▶ REQUIRED TASK:
Identify and copy all lines of the material where the string "паспорта" is found.

(Stored data)
▼▼▼
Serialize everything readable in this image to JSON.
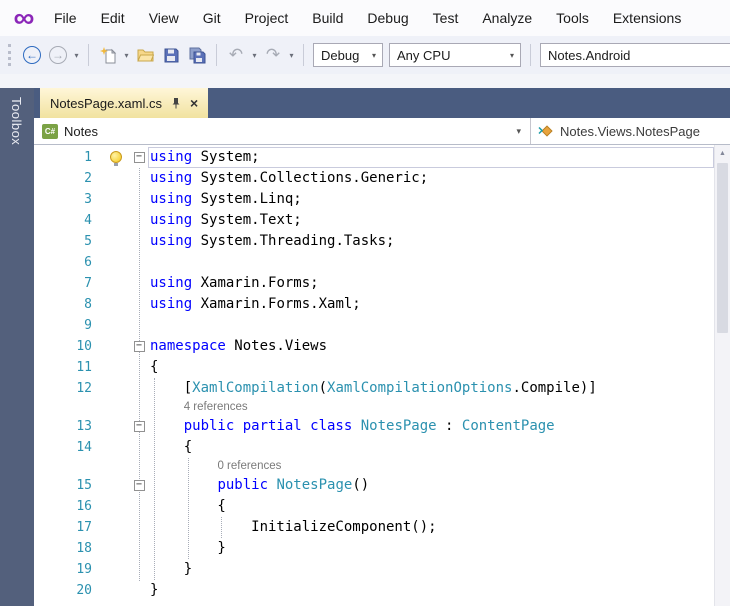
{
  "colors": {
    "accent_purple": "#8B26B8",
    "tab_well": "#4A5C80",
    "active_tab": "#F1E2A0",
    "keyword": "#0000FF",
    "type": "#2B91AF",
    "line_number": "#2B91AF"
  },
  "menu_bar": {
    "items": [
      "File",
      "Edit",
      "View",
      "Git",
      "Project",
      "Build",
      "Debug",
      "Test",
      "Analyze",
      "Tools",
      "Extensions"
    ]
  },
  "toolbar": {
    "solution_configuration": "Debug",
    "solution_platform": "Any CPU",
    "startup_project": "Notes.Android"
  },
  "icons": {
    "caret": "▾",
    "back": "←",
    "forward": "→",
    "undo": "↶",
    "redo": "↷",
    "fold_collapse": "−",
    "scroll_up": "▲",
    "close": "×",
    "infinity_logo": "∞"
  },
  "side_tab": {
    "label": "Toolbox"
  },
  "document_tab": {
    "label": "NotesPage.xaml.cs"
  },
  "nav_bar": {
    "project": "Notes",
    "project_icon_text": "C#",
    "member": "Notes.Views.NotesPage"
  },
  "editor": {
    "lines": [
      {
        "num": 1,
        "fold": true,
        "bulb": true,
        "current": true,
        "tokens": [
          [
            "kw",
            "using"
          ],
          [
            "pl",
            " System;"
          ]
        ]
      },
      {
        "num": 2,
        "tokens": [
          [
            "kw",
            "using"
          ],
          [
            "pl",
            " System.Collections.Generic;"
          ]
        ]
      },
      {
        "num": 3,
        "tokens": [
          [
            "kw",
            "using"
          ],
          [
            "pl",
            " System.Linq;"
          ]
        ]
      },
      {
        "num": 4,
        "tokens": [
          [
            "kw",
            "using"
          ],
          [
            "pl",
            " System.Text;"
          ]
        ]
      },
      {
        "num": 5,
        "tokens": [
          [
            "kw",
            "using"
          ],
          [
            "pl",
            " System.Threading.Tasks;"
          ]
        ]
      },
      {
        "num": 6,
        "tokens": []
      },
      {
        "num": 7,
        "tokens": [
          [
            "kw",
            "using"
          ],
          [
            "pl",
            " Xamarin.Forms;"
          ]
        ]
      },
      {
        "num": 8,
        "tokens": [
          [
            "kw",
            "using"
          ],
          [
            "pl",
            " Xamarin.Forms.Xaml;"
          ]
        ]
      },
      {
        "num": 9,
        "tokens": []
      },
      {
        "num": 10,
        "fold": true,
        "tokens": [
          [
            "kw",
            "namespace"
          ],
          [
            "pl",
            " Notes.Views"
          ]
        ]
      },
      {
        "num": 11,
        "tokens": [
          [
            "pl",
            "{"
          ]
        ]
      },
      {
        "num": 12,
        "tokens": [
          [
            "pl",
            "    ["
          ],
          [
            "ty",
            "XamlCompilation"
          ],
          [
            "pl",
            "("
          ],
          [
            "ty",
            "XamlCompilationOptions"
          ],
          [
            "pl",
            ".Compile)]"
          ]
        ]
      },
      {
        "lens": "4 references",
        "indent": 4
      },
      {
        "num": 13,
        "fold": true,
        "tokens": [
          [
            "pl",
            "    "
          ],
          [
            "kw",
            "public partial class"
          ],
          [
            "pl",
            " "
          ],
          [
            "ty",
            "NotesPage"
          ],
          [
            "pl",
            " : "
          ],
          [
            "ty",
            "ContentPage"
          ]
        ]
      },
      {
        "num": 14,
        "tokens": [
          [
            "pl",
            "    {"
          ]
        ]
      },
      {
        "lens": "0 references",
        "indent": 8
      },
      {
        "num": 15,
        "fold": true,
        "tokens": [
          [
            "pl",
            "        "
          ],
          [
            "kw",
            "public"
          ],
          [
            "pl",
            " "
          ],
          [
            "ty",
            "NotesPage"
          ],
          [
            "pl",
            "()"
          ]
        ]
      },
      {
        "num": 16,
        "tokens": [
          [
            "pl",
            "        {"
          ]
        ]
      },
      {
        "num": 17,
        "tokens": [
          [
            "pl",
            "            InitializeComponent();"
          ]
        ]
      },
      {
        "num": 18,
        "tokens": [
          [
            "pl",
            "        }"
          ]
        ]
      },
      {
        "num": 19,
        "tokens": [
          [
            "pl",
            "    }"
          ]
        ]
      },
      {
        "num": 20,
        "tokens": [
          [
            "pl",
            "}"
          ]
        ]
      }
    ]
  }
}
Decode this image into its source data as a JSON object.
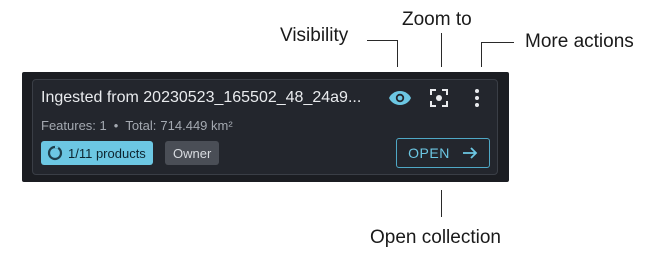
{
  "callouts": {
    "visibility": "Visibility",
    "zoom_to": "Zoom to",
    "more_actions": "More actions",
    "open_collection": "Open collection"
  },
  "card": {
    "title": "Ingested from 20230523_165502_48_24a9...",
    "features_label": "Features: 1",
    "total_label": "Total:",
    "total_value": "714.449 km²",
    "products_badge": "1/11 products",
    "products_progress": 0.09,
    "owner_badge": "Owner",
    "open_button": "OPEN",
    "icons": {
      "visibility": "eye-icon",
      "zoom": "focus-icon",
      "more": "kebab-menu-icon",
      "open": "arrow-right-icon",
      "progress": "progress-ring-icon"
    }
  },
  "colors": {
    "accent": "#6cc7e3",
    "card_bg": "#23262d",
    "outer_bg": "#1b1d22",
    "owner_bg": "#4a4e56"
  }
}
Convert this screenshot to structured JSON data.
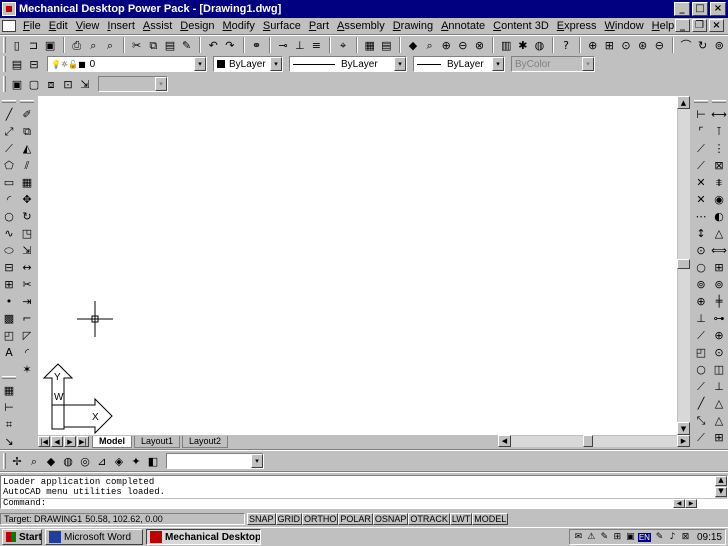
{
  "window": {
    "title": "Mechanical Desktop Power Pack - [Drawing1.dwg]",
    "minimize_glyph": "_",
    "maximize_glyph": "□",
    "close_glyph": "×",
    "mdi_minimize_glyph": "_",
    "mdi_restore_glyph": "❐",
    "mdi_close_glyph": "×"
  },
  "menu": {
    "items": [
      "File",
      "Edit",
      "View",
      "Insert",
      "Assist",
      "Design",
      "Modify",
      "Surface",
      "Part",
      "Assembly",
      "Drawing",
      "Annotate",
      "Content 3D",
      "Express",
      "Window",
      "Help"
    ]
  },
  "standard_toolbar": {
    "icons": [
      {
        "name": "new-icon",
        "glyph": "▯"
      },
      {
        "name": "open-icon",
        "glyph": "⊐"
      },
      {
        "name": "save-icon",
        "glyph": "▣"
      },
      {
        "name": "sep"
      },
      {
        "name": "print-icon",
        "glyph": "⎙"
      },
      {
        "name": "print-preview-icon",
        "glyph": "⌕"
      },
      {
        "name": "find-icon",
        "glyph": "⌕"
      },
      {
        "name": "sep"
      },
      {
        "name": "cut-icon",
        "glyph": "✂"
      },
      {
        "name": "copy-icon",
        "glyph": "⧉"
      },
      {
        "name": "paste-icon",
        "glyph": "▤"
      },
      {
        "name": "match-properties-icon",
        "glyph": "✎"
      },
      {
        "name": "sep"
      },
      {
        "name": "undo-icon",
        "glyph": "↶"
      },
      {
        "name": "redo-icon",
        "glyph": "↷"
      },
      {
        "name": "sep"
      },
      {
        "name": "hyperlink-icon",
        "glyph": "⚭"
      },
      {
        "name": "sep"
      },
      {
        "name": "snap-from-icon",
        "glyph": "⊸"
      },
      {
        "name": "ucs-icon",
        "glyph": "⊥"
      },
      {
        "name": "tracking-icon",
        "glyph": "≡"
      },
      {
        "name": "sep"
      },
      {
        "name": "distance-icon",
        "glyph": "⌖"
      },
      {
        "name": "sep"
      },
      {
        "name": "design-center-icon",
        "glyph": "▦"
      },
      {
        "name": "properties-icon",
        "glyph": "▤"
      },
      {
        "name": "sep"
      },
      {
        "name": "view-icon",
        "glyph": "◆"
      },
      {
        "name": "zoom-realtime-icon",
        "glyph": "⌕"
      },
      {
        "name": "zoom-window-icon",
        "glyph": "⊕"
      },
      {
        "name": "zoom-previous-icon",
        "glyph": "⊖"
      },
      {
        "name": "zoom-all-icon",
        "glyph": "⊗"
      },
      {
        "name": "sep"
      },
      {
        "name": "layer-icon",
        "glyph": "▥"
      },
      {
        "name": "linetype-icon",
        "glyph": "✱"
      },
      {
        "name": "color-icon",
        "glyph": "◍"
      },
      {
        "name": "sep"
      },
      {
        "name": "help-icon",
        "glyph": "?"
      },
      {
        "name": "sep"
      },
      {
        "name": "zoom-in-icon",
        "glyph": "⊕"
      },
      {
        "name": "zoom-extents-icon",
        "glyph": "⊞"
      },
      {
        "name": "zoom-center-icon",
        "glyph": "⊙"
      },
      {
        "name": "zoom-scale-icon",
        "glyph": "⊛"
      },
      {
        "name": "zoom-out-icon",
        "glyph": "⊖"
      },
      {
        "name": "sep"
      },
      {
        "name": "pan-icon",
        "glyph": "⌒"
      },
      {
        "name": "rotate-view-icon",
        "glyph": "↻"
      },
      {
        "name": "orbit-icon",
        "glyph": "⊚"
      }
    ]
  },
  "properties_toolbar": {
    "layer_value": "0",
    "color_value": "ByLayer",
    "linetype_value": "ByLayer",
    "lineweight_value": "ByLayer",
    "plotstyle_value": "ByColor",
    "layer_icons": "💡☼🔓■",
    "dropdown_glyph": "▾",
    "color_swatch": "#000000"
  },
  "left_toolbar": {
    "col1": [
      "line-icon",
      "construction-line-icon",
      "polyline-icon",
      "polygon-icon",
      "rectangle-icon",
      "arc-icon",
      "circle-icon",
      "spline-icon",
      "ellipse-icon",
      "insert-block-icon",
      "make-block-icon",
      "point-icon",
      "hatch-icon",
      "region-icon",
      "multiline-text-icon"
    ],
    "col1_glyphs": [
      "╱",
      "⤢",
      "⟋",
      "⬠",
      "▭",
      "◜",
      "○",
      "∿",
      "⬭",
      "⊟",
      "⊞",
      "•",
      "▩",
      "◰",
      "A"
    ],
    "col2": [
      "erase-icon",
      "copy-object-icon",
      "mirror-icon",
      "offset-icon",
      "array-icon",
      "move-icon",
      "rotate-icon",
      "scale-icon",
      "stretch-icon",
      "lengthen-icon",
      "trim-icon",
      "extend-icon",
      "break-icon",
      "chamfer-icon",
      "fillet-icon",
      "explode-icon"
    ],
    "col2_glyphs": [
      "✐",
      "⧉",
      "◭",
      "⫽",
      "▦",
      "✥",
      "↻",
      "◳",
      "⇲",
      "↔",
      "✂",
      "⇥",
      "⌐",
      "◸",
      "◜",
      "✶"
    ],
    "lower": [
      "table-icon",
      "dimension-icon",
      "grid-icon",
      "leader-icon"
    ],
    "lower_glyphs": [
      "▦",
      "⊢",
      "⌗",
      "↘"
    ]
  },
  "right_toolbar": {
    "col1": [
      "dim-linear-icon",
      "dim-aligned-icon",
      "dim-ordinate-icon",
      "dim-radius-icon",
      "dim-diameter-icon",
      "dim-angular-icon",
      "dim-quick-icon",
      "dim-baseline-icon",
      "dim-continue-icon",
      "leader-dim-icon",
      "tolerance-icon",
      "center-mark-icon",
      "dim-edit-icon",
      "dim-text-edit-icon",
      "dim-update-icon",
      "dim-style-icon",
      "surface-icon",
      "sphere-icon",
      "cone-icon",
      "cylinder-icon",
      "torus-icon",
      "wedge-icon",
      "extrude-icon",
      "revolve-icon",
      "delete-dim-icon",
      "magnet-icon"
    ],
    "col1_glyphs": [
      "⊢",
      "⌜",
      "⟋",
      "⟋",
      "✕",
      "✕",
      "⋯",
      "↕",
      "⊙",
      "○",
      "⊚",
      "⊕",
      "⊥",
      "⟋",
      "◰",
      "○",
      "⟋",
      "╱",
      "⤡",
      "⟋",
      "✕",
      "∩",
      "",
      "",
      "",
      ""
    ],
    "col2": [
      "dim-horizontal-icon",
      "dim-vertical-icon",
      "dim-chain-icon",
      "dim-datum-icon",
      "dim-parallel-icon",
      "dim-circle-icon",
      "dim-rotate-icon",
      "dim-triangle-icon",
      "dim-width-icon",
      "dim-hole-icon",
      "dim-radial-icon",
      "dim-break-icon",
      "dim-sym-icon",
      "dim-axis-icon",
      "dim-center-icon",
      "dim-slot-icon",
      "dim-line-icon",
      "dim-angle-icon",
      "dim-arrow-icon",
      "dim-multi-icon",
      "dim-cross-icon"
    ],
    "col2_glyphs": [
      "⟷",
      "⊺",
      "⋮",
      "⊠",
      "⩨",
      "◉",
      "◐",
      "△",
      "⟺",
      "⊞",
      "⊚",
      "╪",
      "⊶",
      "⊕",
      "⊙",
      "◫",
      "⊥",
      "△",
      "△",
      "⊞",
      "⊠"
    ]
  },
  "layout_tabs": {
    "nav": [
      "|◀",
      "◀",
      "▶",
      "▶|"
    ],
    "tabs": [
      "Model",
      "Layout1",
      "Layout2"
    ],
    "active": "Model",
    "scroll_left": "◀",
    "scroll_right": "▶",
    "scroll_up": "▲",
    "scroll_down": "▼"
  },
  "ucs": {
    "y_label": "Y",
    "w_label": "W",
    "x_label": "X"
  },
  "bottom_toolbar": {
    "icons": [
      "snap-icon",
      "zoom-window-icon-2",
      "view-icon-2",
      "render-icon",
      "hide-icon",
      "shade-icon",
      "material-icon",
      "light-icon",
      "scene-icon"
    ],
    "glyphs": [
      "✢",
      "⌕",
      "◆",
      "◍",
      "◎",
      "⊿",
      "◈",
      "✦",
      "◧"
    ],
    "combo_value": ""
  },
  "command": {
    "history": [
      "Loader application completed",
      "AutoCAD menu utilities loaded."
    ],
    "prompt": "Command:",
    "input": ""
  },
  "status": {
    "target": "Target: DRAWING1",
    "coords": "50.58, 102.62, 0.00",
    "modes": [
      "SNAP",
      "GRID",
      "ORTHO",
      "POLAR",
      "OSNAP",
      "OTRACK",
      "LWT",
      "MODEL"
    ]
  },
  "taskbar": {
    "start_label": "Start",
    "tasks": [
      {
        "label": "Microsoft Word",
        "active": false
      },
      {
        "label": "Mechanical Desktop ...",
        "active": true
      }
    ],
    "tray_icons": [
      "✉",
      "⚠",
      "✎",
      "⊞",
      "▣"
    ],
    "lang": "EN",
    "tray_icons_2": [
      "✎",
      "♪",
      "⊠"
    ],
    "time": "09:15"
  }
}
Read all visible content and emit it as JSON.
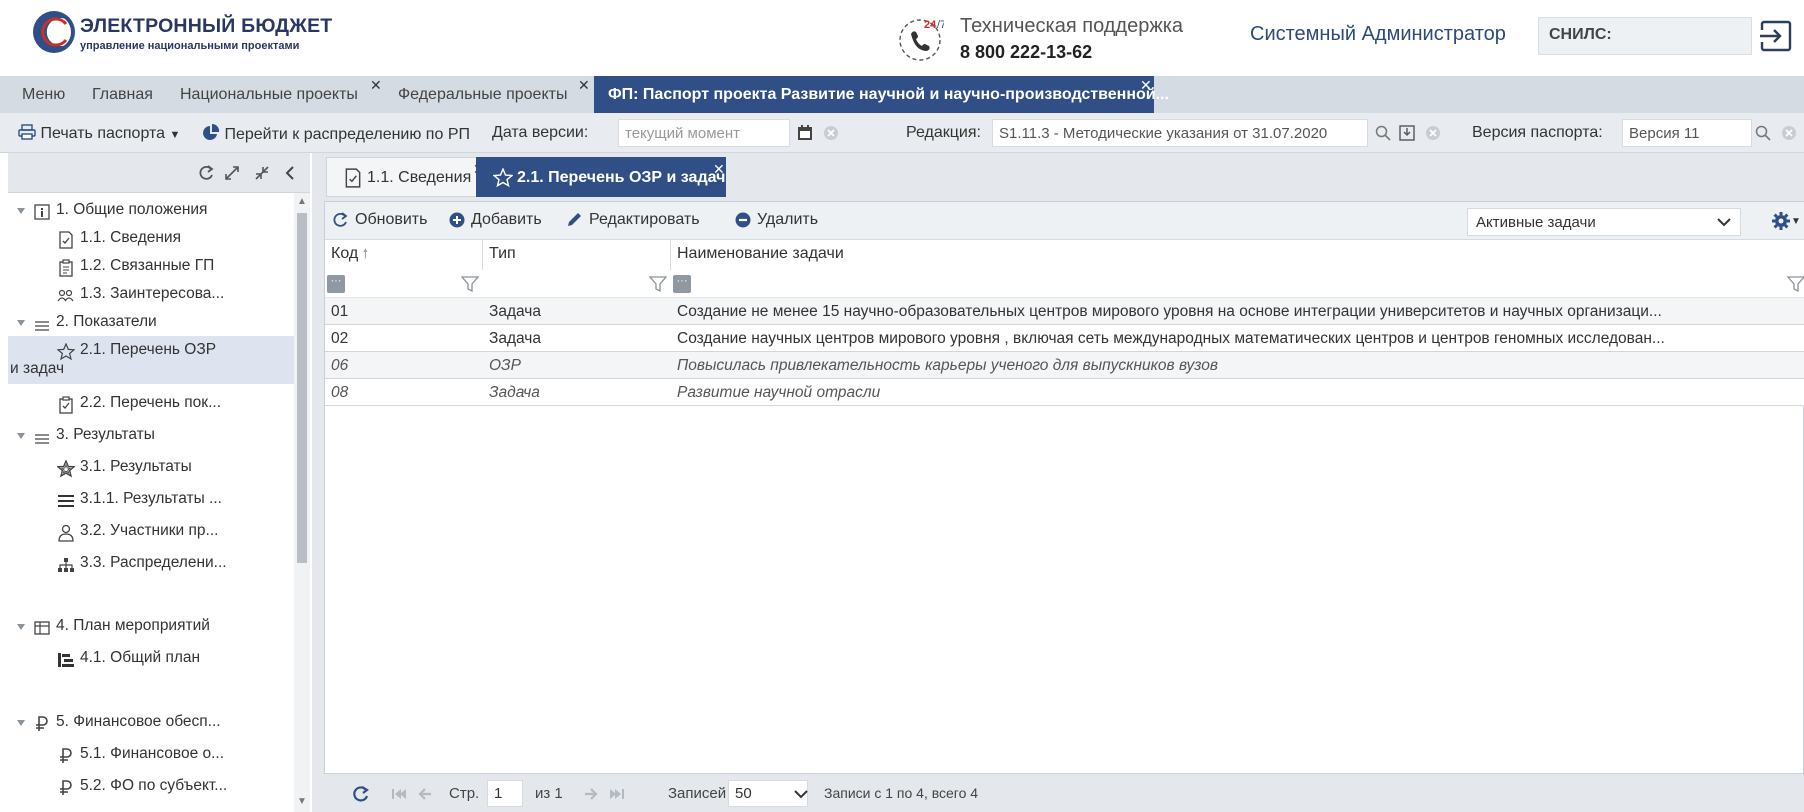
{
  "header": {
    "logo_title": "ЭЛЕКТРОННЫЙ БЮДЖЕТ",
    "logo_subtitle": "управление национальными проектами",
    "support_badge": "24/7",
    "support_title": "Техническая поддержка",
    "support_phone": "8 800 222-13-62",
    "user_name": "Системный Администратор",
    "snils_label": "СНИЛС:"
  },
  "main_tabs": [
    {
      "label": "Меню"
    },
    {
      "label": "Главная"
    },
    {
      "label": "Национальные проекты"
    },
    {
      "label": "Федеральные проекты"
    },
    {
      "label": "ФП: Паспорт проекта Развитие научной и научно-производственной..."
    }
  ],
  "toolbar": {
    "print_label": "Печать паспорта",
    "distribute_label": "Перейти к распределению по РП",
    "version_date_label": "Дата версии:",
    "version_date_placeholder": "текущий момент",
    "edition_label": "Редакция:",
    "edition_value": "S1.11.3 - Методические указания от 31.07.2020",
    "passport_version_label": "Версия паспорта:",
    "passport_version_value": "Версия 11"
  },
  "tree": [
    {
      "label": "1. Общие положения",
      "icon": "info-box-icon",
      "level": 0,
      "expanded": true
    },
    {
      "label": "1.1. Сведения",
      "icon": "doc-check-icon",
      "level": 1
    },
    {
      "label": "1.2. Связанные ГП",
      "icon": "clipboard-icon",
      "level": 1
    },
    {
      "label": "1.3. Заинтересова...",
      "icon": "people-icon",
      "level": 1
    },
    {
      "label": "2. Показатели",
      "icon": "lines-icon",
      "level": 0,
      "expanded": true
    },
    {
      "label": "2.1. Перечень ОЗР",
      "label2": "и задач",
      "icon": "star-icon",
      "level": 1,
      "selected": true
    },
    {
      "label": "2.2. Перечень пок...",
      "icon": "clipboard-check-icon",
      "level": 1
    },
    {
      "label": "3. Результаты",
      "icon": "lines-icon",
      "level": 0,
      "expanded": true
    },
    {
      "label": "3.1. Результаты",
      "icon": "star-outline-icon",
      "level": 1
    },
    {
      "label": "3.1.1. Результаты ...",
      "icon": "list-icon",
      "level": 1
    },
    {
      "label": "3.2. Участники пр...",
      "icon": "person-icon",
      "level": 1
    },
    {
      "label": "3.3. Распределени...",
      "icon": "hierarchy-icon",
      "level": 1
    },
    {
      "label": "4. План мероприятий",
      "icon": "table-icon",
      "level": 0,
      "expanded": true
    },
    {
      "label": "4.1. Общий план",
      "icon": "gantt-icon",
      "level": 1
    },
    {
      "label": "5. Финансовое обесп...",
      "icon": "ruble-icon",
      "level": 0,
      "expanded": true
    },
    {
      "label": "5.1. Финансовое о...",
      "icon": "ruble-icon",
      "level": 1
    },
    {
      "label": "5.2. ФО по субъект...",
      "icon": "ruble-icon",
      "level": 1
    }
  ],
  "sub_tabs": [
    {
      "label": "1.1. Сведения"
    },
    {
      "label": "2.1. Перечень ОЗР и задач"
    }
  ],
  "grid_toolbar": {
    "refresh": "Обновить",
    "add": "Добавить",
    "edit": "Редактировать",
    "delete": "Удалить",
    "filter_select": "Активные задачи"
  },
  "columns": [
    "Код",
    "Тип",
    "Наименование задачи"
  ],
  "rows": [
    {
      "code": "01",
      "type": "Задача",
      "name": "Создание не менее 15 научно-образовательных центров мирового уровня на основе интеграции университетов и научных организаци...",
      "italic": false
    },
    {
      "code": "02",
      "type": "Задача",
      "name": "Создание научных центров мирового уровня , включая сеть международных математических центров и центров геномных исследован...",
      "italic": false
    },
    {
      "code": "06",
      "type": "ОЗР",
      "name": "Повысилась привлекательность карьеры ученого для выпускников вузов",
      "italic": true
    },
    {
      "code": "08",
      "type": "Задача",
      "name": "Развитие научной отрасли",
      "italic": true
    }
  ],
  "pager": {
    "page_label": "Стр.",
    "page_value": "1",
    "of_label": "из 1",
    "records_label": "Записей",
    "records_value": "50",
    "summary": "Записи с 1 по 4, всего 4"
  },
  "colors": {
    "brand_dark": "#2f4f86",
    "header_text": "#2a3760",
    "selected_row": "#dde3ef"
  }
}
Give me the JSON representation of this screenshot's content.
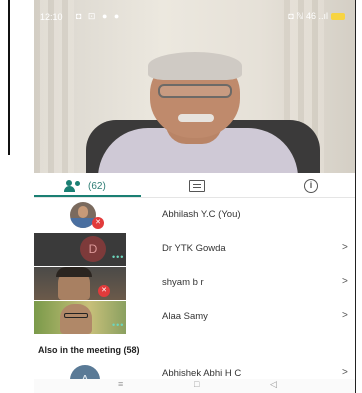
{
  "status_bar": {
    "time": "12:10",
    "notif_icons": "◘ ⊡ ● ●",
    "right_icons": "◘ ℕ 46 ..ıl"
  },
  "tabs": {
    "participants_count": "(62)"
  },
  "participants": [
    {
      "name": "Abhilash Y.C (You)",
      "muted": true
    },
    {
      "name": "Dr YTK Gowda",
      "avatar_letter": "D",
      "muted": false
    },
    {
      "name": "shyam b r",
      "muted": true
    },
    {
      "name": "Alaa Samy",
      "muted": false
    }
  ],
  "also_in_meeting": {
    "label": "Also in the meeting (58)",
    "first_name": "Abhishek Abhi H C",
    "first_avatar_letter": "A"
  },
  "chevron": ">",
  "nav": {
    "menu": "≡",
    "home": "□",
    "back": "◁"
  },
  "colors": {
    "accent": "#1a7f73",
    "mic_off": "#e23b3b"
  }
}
▲▲▲
▶ WRITTEN SOLUTION:
    "print_label": "Печать паспорта",
    "passport_version_label": "Версия паспорта:",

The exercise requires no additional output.